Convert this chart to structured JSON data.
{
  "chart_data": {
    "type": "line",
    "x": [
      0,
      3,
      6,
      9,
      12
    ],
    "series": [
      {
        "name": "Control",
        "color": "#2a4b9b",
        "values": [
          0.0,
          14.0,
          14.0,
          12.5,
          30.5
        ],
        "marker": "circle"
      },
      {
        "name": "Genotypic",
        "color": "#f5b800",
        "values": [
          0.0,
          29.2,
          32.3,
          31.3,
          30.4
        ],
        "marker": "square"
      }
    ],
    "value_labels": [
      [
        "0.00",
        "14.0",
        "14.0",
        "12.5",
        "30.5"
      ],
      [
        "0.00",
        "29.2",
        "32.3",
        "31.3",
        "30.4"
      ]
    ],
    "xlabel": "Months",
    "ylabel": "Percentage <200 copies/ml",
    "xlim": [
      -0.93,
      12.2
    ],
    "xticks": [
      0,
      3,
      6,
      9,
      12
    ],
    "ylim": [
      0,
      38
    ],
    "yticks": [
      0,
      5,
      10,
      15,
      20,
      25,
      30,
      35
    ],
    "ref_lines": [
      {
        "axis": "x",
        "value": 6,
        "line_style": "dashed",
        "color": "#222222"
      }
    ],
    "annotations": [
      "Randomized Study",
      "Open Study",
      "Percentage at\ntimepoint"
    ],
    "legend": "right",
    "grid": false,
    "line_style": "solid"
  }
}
****************
Exercise details.
Repeat the preceding lines exactly, please, every one of them.

Solution to the exercise.
Convert this chart to structured JSON data.
{
  "chart_data": {
    "type": "line",
    "x": [
      0,
      3,
      6,
      9,
      12
    ],
    "series": [
      {
        "name": "Control",
        "color": "#2a4b9b",
        "values": [
          0.0,
          14.0,
          14.0,
          12.5,
          30.5
        ],
        "marker": "circle"
      },
      {
        "name": "Genotypic",
        "color": "#f5b800",
        "values": [
          0.0,
          29.2,
          32.3,
          31.3,
          30.4
        ],
        "marker": "square"
      }
    ],
    "value_labels": [
      [
        "0.00",
        "14.0",
        "14.0",
        "12.5",
        "30.5"
      ],
      [
        "0.00",
        "29.2",
        "32.3",
        "31.3",
        "30.4"
      ]
    ],
    "xlabel": "Months",
    "ylabel": "Percentage <200 copies/ml",
    "xlim": [
      -0.93,
      12.2
    ],
    "xticks": [
      0,
      3,
      6,
      9,
      12
    ],
    "ylim": [
      0,
      38
    ],
    "yticks": [
      0,
      5,
      10,
      15,
      20,
      25,
      30,
      35
    ],
    "ref_lines": [
      {
        "axis": "x",
        "value": 6,
        "line_style": "dashed",
        "color": "#222222"
      }
    ],
    "annotations": [
      "Randomized Study",
      "Open Study",
      "Percentage at\ntimepoint"
    ],
    "legend": "right",
    "grid": false,
    "line_style": "solid"
  }
}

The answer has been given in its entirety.